__Exercise description__
Please report every line from the material that contains the word "Bobi".

__Supplied entries__
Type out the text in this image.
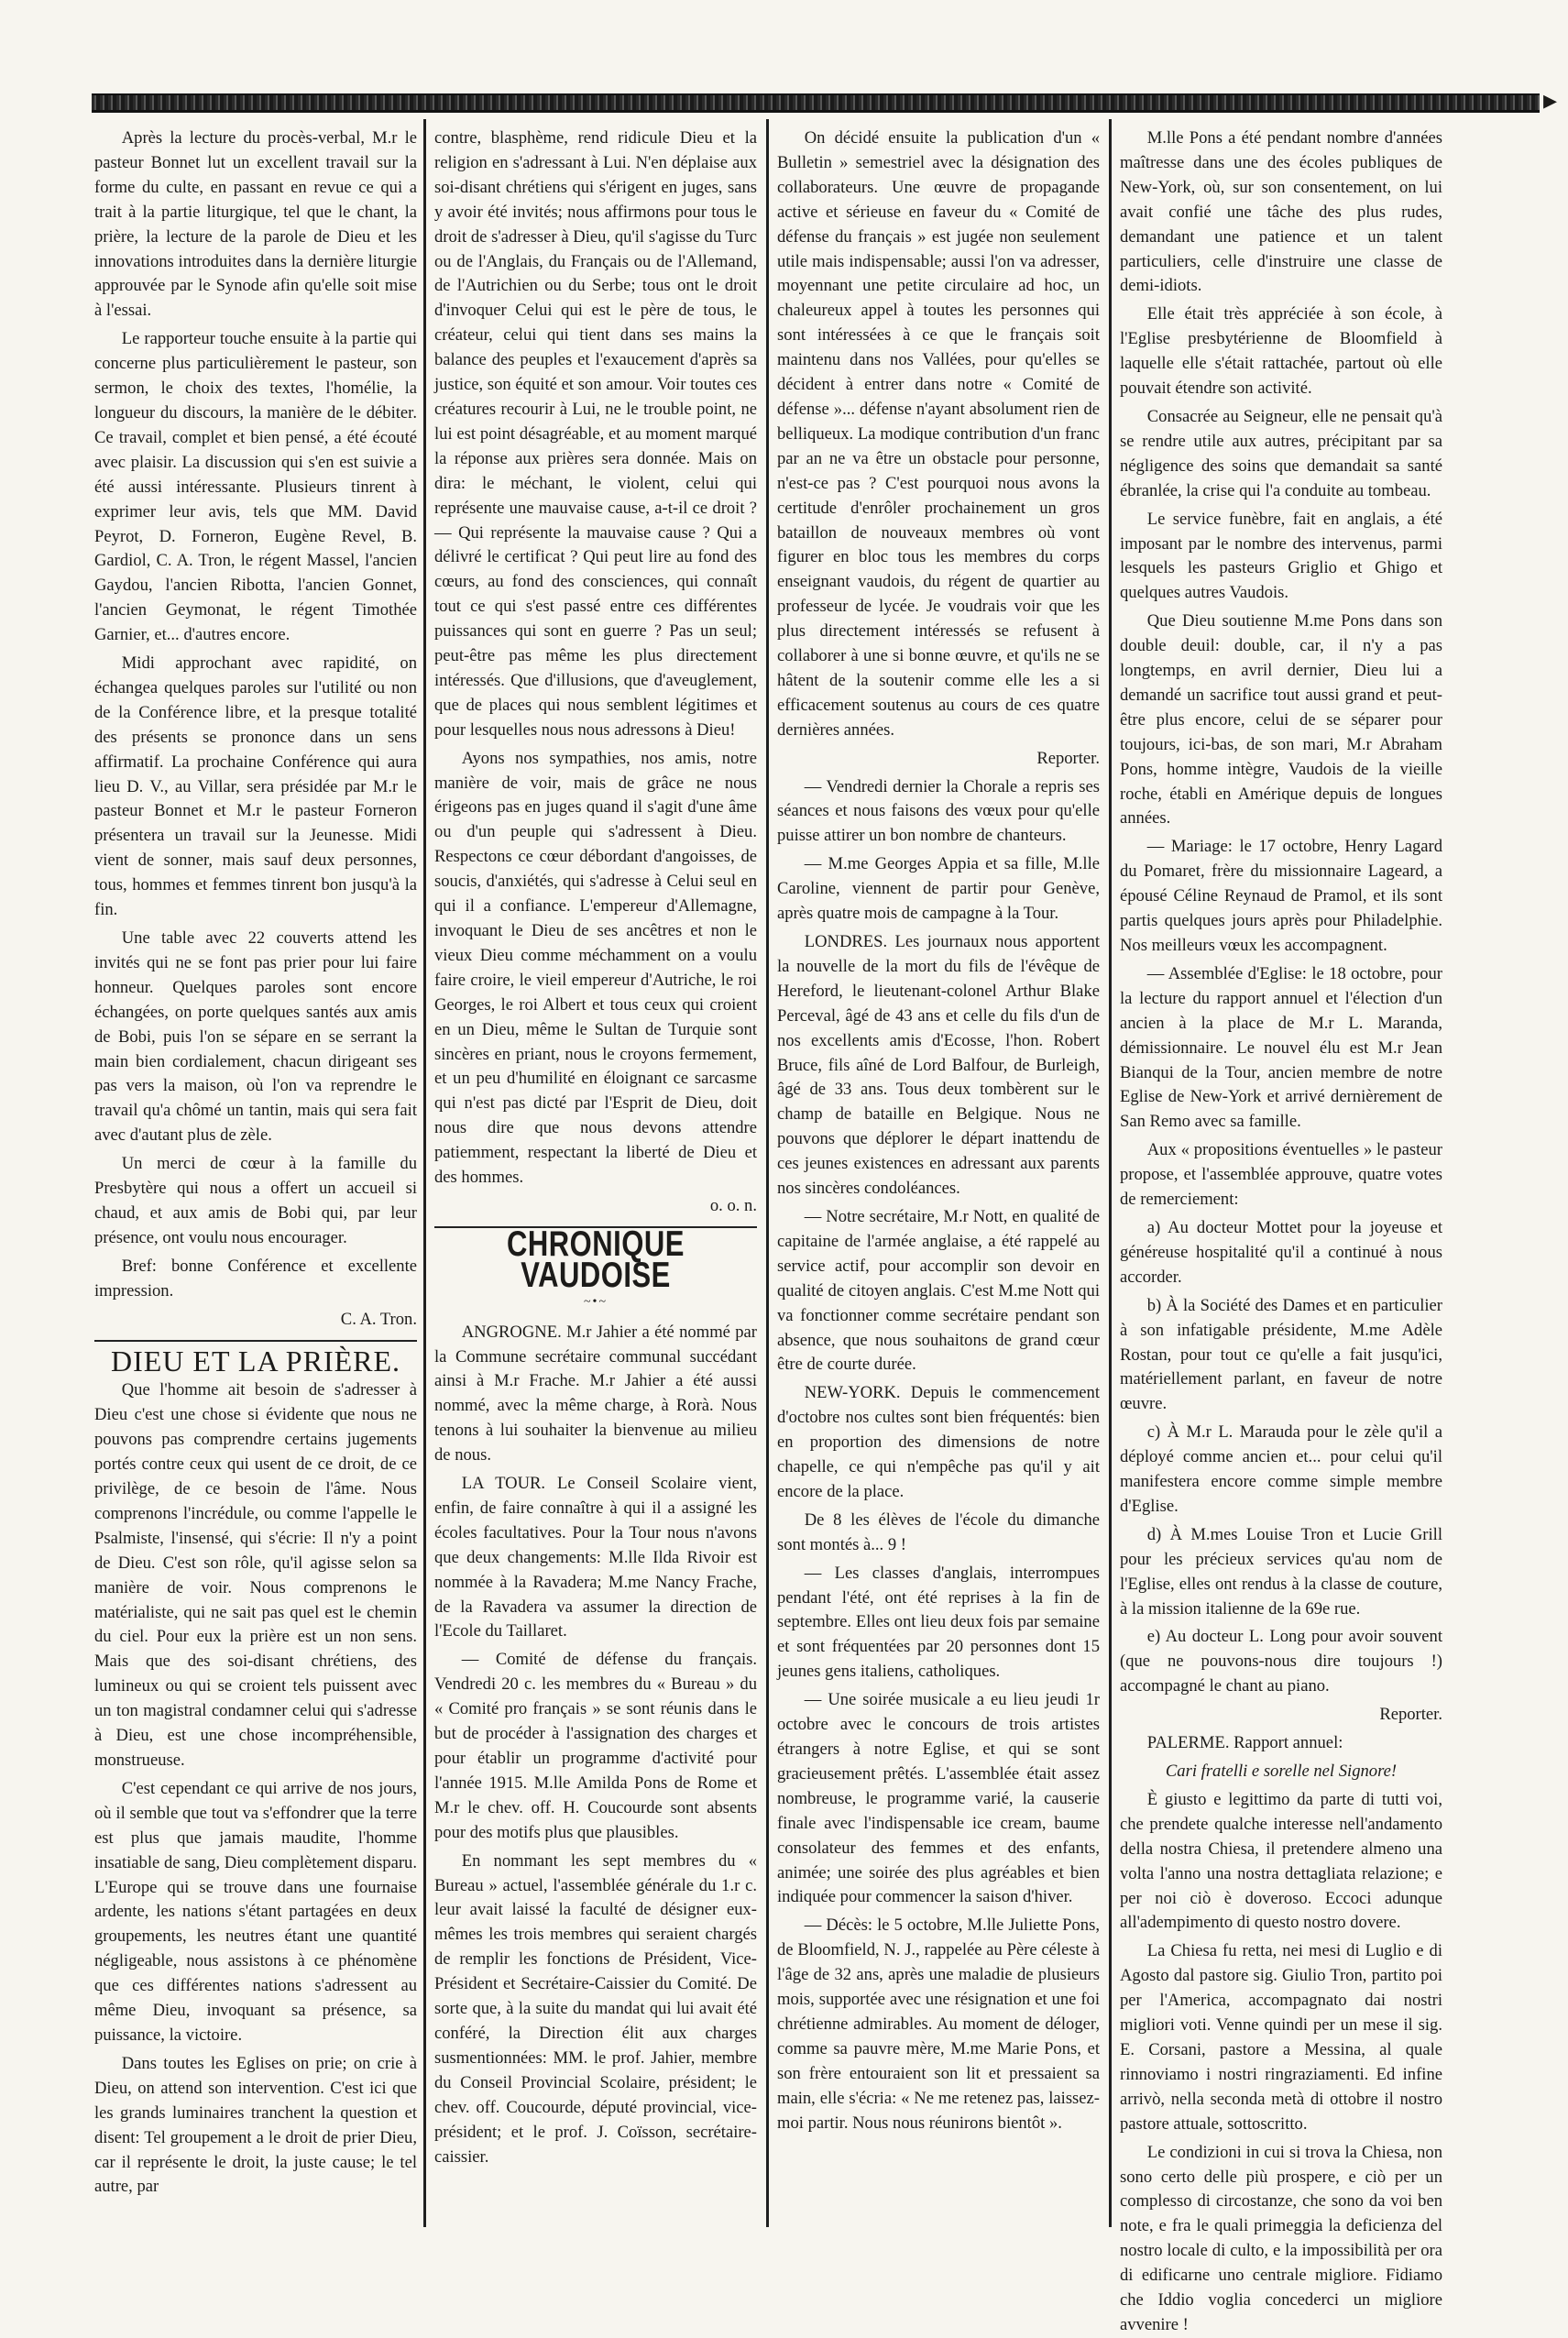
▸

Après la lecture du procès-verbal, M.r le pasteur Bonnet lut un excellent travail sur la forme du culte, en passant en revue ce qui a trait à la partie liturgique, tel que le chant, la prière, la lecture de la parole de Dieu et les innovations introduites dans la dernière liturgie approuvée par le Synode afin qu'elle soit mise à l'essai.

Le rapporteur touche ensuite à la partie qui concerne plus particulièrement le pasteur, son sermon, le choix des textes, l'homélie, la longueur du discours, la manière de le débiter. Ce travail, complet et bien pensé, a été écouté avec plaisir. La discussion qui s'en est suivie a été aussi intéressante. Plusieurs tinrent à exprimer leur avis, tels que MM. David Peyrot, D. Forneron, Eugène Revel, B. Gardiol, C. A. Tron, le régent Massel, l'ancien Gaydou, l'ancien Ribotta, l'ancien Gonnet, l'ancien Geymonat, le régent Timothée Garnier, et... d'autres encore.

Midi approchant avec rapidité, on échangea quelques paroles sur l'utilité ou non de la Conférence libre, et la presque totalité des présents se prononce dans un sens affirmatif. La prochaine Conférence qui aura lieu D. V., au Villar, sera présidée par M.r le pasteur Bonnet et M.r le pasteur Forneron présentera un travail sur la Jeunesse. Midi vient de sonner, mais sauf deux personnes, tous, hommes et femmes tinrent bon jusqu'à la fin.

Une table avec 22 couverts attend les invités qui ne se font pas prier pour lui faire honneur. Quelques paroles sont encore échangées, on porte quelques santés aux amis de Bobi, puis l'on se sépare en se serrant la main bien cordialement, chacun dirigeant ses pas vers la maison, où l'on va reprendre le travail qu'a chômé un tantin, mais qui sera fait avec d'autant plus de zèle.

Un merci de cœur à la famille du Presbytère qui nous a offert un accueil si chaud, et aux amis de Bobi qui, par leur présence, ont voulu nous encourager.

Bref: bonne Conférence et excellente impression.

C. A. Tron.

DIEU ET LA PRIÈRE.

Que l'homme ait besoin de s'adresser à Dieu c'est une chose si évidente que nous ne pouvons pas comprendre certains jugements portés contre ceux qui usent de ce droit, de ce privilège, de ce besoin de l'âme. Nous comprenons l'incrédule, ou comme l'appelle le Psalmiste, l'insensé, qui s'écrie: Il n'y a point de Dieu. C'est son rôle, qu'il agisse selon sa manière de voir. Nous comprenons le matérialiste, qui ne sait pas quel est le chemin du ciel. Pour eux la prière est un non sens. Mais que des soi-disant chrétiens, des lumineux ou qui se croient tels puissent avec un ton magistral condamner celui qui s'adresse à Dieu, est une chose incompréhensible, monstrueuse.

C'est cependant ce qui arrive de nos jours, où il semble que tout va s'effondrer que la terre est plus que jamais maudite, l'homme insatiable de sang, Dieu complètement disparu. L'Europe qui se trouve dans une fournaise ardente, les nations s'étant partagées en deux groupements, les neutres étant une quantité négligeable, nous assistons à ce phénomène que ces différentes nations s'adressent au même Dieu, invoquant sa présence, sa puissance, la victoire.

Dans toutes les Eglises on prie; on crie à Dieu, on attend son intervention. C'est ici que les grands luminaires tranchent la question et disent: Tel groupement a le droit de prier Dieu, car il représente le droit, la juste cause; le tel autre, par

contre, blasphème, rend ridicule Dieu et la religion en s'adressant à Lui. N'en déplaise aux soi-disant chrétiens qui s'érigent en juges, sans y avoir été invités; nous affirmons pour tous le droit de s'adresser à Dieu, qu'il s'agisse du Turc ou de l'Anglais, du Français ou de l'Allemand, de l'Autrichien ou du Serbe; tous ont le droit d'invoquer Celui qui est le père de tous, le créateur, celui qui tient dans ses mains la balance des peuples et l'exaucement d'après sa justice, son équité et son amour. Voir toutes ces créatures recourir à Lui, ne le trouble point, ne lui est point désagréable, et au moment marqué la réponse aux prières sera donnée. Mais on dira: le méchant, le violent, celui qui représente une mauvaise cause, a-t-il ce droit ? — Qui représente la mauvaise cause ? Qui a délivré le certificat ? Qui peut lire au fond des cœurs, au fond des consciences, qui connaît tout ce qui s'est passé entre ces différentes puissances qui sont en guerre ? Pas un seul; peut-être pas même les plus directement intéressés. Que d'illusions, que d'aveuglement, que de places qui nous semblent légitimes et pour lesquelles nous nous adressons à Dieu!

Ayons nos sympathies, nos amis, notre manière de voir, mais de grâce ne nous érigeons pas en juges quand il s'agit d'une âme ou d'un peuple qui s'adressent à Dieu. Respectons ce cœur débordant d'angoisses, de soucis, d'anxiétés, qui s'adresse à Celui seul en qui il a confiance. L'empereur d'Allemagne, invoquant le Dieu de ses ancêtres et non le vieux Dieu comme méchamment on a voulu faire croire, le vieil empereur d'Autriche, le roi Georges, le roi Albert et tous ceux qui croient en un Dieu, même le Sultan de Turquie sont sincères en priant, nous le croyons fermement, et un peu d'humilité en éloignant ce sarcasme qui n'est pas dicté par l'Esprit de Dieu, doit nous dire que nous devons attendre patiemment, respectant la liberté de Dieu et des hommes.

o. o. n.

CHRONIQUE VAUDOISE
~•~

ANGROGNE. M.r Jahier a été nommé par la Commune secrétaire communal succédant ainsi à M.r Frache. M.r Jahier a été aussi nommé, avec la même charge, à Rorà. Nous tenons à lui souhaiter la bienvenue au milieu de nous.

LA TOUR. Le Conseil Scolaire vient, enfin, de faire connaître à qui il a assigné les écoles facultatives. Pour la Tour nous n'avons que deux changements: M.lle Ilda Rivoir est nommée à la Ravadera; M.me Nancy Frache, de la Ravadera va assumer la direction de l'Ecole du Taillaret.

— Comité de défense du français. Vendredi 20 c. les membres du « Bureau » du « Comité pro français » se sont réunis dans le but de procéder à l'assignation des charges et pour établir un programme d'activité pour l'année 1915. M.lle Amilda Pons de Rome et M.r le chev. off. H. Coucourde sont absents pour des motifs plus que plausibles.

En nommant les sept membres du « Bureau » actuel, l'assemblée générale du 1.r c. leur avait laissé la faculté de désigner eux-mêmes les trois membres qui seraient chargés de remplir les fonctions de Président, Vice-Président et Secrétaire-Caissier du Comité. De sorte que, à la suite du mandat qui lui avait été conféré, la Direction élit aux charges susmentionnées: MM. le prof. Jahier, membre du Conseil Provincial Scolaire, président; le chev. off. Coucourde, député provincial, vice-président; et le prof. J. Coïsson, secrétaire-caissier.

On décidé ensuite la publication d'un « Bulletin » semestriel avec la désignation des collaborateurs. Une œuvre de propagande active et sérieuse en faveur du « Comité de défense du français » est jugée non seulement utile mais indispensable; aussi l'on va adresser, moyennant une petite circulaire ad hoc, un chaleureux appel à toutes les personnes qui sont intéressées à ce que le français soit maintenu dans nos Vallées, pour qu'elles se décident à entrer dans notre « Comité de défense »... défense n'ayant absolument rien de belliqueux. La modique contribution d'un franc par an ne va être un obstacle pour personne, n'est-ce pas ? C'est pourquoi nous avons la certitude d'enrôler prochainement un gros bataillon de nouveaux membres où vont figurer en bloc tous les membres du corps enseignant vaudois, du régent de quartier au professeur de lycée. Je voudrais voir que les plus directement intéressés se refusent à collaborer à une si bonne œuvre, et qu'ils ne se hâtent de la soutenir comme elle les a si efficacement soutenus au cours de ces quatre dernières années.

Reporter.

— Vendredi dernier la Chorale a repris ses séances et nous faisons des vœux pour qu'elle puisse attirer un bon nombre de chanteurs.

— M.me Georges Appia et sa fille, M.lle Caroline, viennent de partir pour Genève, après quatre mois de campagne à la Tour.

LONDRES. Les journaux nous apportent la nouvelle de la mort du fils de l'évêque de Hereford, le lieutenant-colonel Arthur Blake Perceval, âgé de 43 ans et celle du fils d'un de nos excellents amis d'Ecosse, l'hon. Robert Bruce, fils aîné de Lord Balfour, de Burleigh, âgé de 33 ans. Tous deux tombèrent sur le champ de bataille en Belgique. Nous ne pouvons que déplorer le départ inattendu de ces jeunes existences en adressant aux parents nos sincères condoléances.

— Notre secrétaire, M.r Nott, en qualité de capitaine de l'armée anglaise, a été rappelé au service actif, pour accomplir son devoir en qualité de citoyen anglais. C'est M.me Nott qui va fonctionner comme secrétaire pendant son absence, que nous souhaitons de grand cœur être de courte durée.

NEW-YORK. Depuis le commencement d'octobre nos cultes sont bien fréquentés: bien en proportion des dimensions de notre chapelle, ce qui n'empêche pas qu'il y ait encore de la place.

De 8 les élèves de l'école du dimanche sont montés à... 9 !

— Les classes d'anglais, interrompues pendant l'été, ont été reprises à la fin de septembre. Elles ont lieu deux fois par semaine et sont fréquentées par 20 personnes dont 15 jeunes gens italiens, catholiques.

— Une soirée musicale a eu lieu jeudi 1r octobre avec le concours de trois artistes étrangers à notre Eglise, et qui se sont gracieusement prêtés. L'assemblée était assez nombreuse, le programme varié, la causerie finale avec l'indispensable ice cream, baume consolateur des femmes et des enfants, animée; une soirée des plus agréables et bien indiquée pour commencer la saison d'hiver.

— Décès: le 5 octobre, M.lle Juliette Pons, de Bloomfield, N. J., rappelée au Père céleste à l'âge de 32 ans, après une maladie de plusieurs mois, supportée avec une résignation et une foi chrétienne admirables. Au moment de déloger, comme sa pauvre mère, M.me Marie Pons, et son frère entouraient son lit et pressaient sa main, elle s'écria: « Ne me retenez pas, laissez-moi partir. Nous nous réunirons bientôt ».

M.lle Pons a été pendant nombre d'années maîtresse dans une des écoles publiques de New-York, où, sur son consentement, on lui avait confié une tâche des plus rudes, demandant une patience et un talent particuliers, celle d'instruire une classe de demi-idiots.

Elle était très appréciée à son école, à l'Eglise presbytérienne de Bloomfield à laquelle elle s'était rattachée, partout où elle pouvait étendre son activité.

Consacrée au Seigneur, elle ne pensait qu'à se rendre utile aux autres, précipitant par sa négligence des soins que demandait sa santé ébranlée, la crise qui l'a conduite au tombeau.

Le service funèbre, fait en anglais, a été imposant par le nombre des intervenus, parmi lesquels les pasteurs Griglio et Ghigo et quelques autres Vaudois.

Que Dieu soutienne M.me Pons dans son double deuil: double, car, il n'y a pas longtemps, en avril dernier, Dieu lui a demandé un sacrifice tout aussi grand et peut-être plus encore, celui de se séparer pour toujours, ici-bas, de son mari, M.r Abraham Pons, homme intègre, Vaudois de la vieille roche, établi en Amérique depuis de longues années.

— Mariage: le 17 octobre, Henry Lagard du Pomaret, frère du missionnaire Lageard, a épousé Céline Reynaud de Pramol, et ils sont partis quelques jours après pour Philadelphie. Nos meilleurs vœux les accompagnent.

— Assemblée d'Eglise: le 18 octobre, pour la lecture du rapport annuel et l'élection d'un ancien à la place de M.r L. Maranda, démissionnaire. Le nouvel élu est M.r Jean Bianqui de la Tour, ancien membre de notre Eglise de New-York et arrivé dernièrement de San Remo avec sa famille.

Aux « propositions éventuelles » le pasteur propose, et l'assemblée approuve, quatre votes de remerciement:

a) Au docteur Mottet pour la joyeuse et généreuse hospitalité qu'il a continué à nous accorder.

b) À la Société des Dames et en particulier à son infatigable présidente, M.me Adèle Rostan, pour tout ce qu'elle a fait jusqu'ici, matériellement parlant, en faveur de notre œuvre.

c) À M.r L. Marauda pour le zèle qu'il a déployé comme ancien et... pour celui qu'il manifestera encore comme simple membre d'Eglise.

d) À M.mes Louise Tron et Lucie Grill pour les précieux services qu'au nom de l'Eglise, elles ont rendus à la classe de couture, à la mission italienne de la 69e rue.

e) Au docteur L. Long pour avoir souvent (que ne pouvons-nous dire toujours !) accompagné le chant au piano.

Reporter.

PALERME. Rapport annuel:

Cari fratelli e sorelle nel Signore!

È giusto e legittimo da parte di tutti voi, che prendete qualche interesse nell'andamento della nostra Chiesa, il pretendere almeno una volta l'anno una nostra dettagliata relazione; e per noi ciò è doveroso. Eccoci adunque all'adempimento di questo nostro dovere.

La Chiesa fu retta, nei mesi di Luglio e di Agosto dal pastore sig. Giulio Tron, partito poi per l'America, accompagnato dai nostri migliori voti. Venne quindi per un mese il sig. E. Corsani, pastore a Messina, al quale rinnoviamo i nostri ringraziamenti. Ed infine arrivò, nella seconda metà di ottobre il nostro pastore attuale, sottoscritto.

Le condizioni in cui si trova la Chiesa, non sono certo delle più prospere, e ciò per un complesso di circostanze, che sono da voi ben note, e fra le quali primeggia la deficienza del nostro locale di culto, e la impossibilità per ora di edificarne uno centrale migliore. Fidiamo che Iddio voglia concederci un migliore avvenire !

__Solution__
Une table avec 22 couverts attend les invités qui ne se font pas prier pour lui faire honneur. Quelques paroles sont encore échangées, on porte quelques santés aux amis de Bobi, puis l'on se sépare en se serrant la main bien cordialement, chacun dirigeant ses pas vers la maison, où l'on va reprendre le travail qu'a chômé un tantin, mais qui sera fait avec d'autant plus de zèle.
Un merci de cœur à la famille du Presbytère qui nous a offert un accueil si chaud, et aux amis de Bobi qui, par leur présence, ont voulu nous encourager.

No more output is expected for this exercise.